══ Supplied material ══

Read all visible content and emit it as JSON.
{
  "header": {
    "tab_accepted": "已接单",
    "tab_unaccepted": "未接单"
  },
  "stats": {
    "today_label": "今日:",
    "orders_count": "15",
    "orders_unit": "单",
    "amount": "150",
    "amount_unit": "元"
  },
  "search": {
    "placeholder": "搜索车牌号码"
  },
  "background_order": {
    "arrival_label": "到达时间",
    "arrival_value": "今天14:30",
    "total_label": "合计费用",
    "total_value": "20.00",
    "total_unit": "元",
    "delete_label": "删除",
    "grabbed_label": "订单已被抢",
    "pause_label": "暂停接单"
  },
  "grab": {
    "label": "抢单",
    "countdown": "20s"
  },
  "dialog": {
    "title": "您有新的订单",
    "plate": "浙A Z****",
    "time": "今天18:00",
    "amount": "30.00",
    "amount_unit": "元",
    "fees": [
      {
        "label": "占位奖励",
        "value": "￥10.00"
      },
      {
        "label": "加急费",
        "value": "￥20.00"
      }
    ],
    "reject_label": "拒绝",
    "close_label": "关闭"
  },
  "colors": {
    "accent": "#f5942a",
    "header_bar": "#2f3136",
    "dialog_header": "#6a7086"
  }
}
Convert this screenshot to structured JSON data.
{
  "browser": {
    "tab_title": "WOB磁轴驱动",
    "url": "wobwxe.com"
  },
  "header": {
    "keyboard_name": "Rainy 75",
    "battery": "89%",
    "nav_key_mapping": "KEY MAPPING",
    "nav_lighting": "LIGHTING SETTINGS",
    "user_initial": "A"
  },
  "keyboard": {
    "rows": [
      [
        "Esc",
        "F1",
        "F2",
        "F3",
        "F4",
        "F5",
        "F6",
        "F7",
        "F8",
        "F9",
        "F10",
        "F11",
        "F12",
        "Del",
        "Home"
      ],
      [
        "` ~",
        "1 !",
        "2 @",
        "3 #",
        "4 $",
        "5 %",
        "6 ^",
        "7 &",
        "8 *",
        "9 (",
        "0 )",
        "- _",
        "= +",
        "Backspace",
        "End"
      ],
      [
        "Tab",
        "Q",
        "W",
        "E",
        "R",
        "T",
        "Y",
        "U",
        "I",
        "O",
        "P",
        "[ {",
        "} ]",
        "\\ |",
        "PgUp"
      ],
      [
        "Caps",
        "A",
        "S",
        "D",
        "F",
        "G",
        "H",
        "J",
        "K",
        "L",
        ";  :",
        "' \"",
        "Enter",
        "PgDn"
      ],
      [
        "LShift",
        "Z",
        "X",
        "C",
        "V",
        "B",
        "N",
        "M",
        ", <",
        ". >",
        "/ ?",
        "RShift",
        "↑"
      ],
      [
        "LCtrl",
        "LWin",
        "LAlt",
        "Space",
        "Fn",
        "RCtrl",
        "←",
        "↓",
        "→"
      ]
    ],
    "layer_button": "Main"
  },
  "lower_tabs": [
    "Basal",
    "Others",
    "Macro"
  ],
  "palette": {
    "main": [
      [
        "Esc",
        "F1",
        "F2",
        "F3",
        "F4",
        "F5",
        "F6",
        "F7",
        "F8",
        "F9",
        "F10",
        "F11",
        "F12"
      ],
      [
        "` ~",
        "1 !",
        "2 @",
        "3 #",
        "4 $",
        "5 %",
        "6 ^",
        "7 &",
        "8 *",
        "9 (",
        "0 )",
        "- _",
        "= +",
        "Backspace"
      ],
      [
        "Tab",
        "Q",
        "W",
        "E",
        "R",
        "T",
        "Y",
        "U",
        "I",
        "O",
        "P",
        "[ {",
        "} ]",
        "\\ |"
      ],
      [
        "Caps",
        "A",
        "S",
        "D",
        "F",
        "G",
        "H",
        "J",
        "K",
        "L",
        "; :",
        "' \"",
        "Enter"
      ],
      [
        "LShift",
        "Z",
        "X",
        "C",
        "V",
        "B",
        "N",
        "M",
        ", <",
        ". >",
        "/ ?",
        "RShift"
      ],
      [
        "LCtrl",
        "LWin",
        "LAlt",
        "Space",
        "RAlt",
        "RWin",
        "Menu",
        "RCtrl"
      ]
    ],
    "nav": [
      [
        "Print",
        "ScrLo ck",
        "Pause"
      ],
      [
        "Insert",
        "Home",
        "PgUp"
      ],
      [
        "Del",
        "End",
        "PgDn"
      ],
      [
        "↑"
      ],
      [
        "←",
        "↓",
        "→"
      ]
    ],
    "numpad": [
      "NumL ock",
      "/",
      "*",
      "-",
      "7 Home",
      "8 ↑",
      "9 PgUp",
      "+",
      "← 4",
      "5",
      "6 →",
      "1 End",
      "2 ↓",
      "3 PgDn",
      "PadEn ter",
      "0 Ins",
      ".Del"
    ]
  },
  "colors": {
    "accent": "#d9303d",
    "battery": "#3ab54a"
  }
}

═══
══ Supplied material ══

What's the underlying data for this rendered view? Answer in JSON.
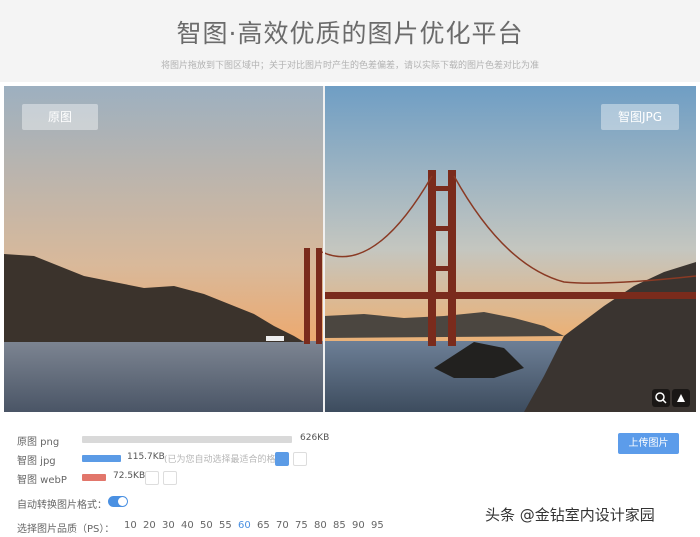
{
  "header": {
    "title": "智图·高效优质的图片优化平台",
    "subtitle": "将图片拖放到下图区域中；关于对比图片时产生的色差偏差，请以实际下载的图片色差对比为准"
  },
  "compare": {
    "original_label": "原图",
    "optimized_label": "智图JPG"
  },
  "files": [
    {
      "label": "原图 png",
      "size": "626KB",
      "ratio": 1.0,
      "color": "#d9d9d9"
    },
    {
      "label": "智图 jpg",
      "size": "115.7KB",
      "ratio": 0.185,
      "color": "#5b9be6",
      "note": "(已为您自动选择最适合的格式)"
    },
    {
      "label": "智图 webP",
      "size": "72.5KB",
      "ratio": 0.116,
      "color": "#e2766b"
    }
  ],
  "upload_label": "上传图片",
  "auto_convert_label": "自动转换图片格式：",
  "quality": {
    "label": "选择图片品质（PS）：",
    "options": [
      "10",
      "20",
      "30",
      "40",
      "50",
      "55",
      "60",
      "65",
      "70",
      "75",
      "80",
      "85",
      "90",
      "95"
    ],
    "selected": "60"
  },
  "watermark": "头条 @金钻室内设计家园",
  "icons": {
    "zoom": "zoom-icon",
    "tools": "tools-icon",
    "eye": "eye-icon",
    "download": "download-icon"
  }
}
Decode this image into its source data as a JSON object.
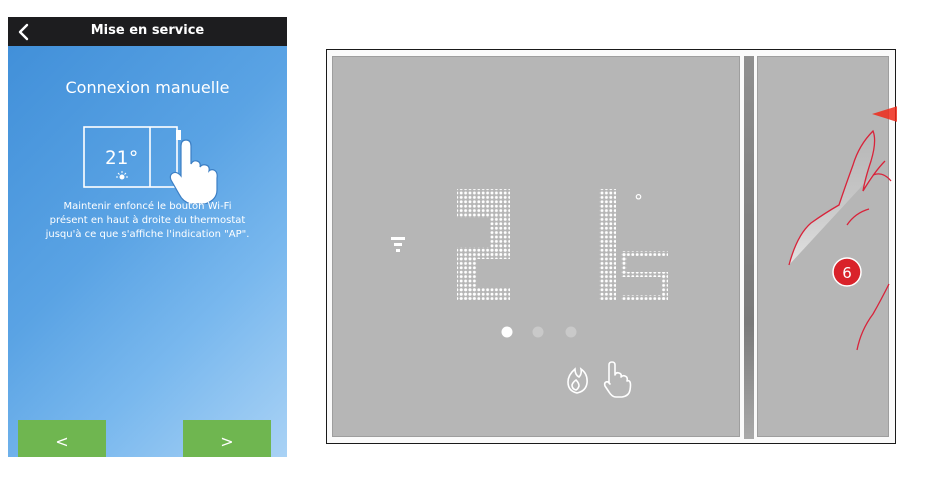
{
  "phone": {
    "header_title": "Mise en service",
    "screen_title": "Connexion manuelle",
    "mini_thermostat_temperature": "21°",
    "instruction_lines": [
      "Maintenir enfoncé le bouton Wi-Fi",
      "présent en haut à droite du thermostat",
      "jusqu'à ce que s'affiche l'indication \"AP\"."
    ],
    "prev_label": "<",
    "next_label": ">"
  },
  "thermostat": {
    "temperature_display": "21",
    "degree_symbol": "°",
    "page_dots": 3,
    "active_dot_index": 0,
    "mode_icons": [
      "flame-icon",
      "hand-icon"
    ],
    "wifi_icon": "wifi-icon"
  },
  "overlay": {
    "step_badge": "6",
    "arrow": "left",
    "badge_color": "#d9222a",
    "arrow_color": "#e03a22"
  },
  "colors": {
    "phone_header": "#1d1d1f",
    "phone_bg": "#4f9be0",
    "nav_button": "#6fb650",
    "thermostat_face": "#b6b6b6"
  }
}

═══

Task details:
Identify the lines in the entries that hold "this" and return each one.

Finished exercise:
Convert this screenshot to structured JSON data.
What's the underlying data for this rendered view? Answer in JSON.
Decode this image into its source data as a JSON object.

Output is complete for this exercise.